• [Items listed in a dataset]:
>> begin
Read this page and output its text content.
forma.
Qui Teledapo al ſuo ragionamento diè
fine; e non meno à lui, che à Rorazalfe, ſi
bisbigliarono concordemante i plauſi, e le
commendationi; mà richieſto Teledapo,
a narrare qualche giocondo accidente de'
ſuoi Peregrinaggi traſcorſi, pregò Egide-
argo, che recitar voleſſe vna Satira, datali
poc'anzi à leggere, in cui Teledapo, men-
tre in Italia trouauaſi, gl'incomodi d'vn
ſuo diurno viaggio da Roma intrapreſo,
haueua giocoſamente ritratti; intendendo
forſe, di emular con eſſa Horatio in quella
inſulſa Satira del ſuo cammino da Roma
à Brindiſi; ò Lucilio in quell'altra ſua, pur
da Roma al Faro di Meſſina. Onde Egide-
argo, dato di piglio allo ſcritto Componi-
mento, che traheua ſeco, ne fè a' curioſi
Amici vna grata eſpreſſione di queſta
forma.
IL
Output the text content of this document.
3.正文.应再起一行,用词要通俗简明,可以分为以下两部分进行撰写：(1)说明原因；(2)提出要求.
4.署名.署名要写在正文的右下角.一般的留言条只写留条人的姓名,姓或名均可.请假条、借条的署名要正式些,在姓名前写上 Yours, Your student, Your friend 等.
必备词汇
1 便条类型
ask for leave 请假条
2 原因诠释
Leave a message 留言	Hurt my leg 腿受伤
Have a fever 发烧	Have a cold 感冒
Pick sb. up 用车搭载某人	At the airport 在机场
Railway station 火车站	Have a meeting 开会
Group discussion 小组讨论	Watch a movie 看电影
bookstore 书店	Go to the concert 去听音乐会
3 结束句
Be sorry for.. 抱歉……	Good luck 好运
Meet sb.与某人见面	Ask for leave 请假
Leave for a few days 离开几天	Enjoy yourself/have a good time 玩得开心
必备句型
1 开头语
>> end
Quote all the records. Keep every word exact.

Read this page and output its text content.
forma.
Qui Teledapo al ſuo ragionamento diè
fine; e non meno à lui, che à Rorazalfe, ſi
bisbigliarono concordemante i plauſi, e le
commendationi; mà richieſto Teledapo,
a narrare qualche giocondo accidente de'
ſuoi Peregrinaggi traſcorſi, pregò Egide-
argo, che recitar voleſſe vna Satira, datali
poc'anzi à leggere, in cui Teledapo, men-
tre in Italia trouauaſi, gl'incomodi d'vn
ſuo diurno viaggio da Roma intrapreſo,
haueua giocoſamente ritratti; intendendo
forſe, di emular con eſſa Horatio in quella
inſulſa Satira del ſuo cammino da Roma
à Brindiſi; ò Lucilio in quell'altra ſua, pur
da Roma al Faro di Meſſina. Onde Egide-
argo, dato di piglio allo ſcritto Componi-
mento, che traheua ſeco, ne fè a' curioſi
Amici vna grata eſpreſſione di queſta
forma.
IL
Output the text content of this document.
3.正文.应再起一行,用词要通俗简明,可以分为以下两部分进行撰写：(1)说明原因；(2)提出要求.
4.署名.署名要写在正文的右下角.一般的留言条只写留条人的姓名,姓或名均可.请假条、借条的署名要正式些,在姓名前写上 Yours, Your student, Your friend 等.
必备词汇
1 便条类型
ask for leave 请假条
2 原因诠释
Leave a message 留言	Hurt my leg 腿受伤
Have a fever 发烧	Have a cold 感冒
Pick sb. up 用车搭载某人	At the airport 在机场
Railway station 火车站	Have a meeting 开会
Group discussion 小组讨论	Watch a movie 看电影
bookstore 书店	Go to the concert 去听音乐会
3 结束句
Be sorry for.. 抱歉……	Good luck 好运
Meet sb.与某人见面	Ask for leave 请假
Leave for a few days 离开几天	Enjoy yourself/have a good time 玩得开心
必备句型
1 开头语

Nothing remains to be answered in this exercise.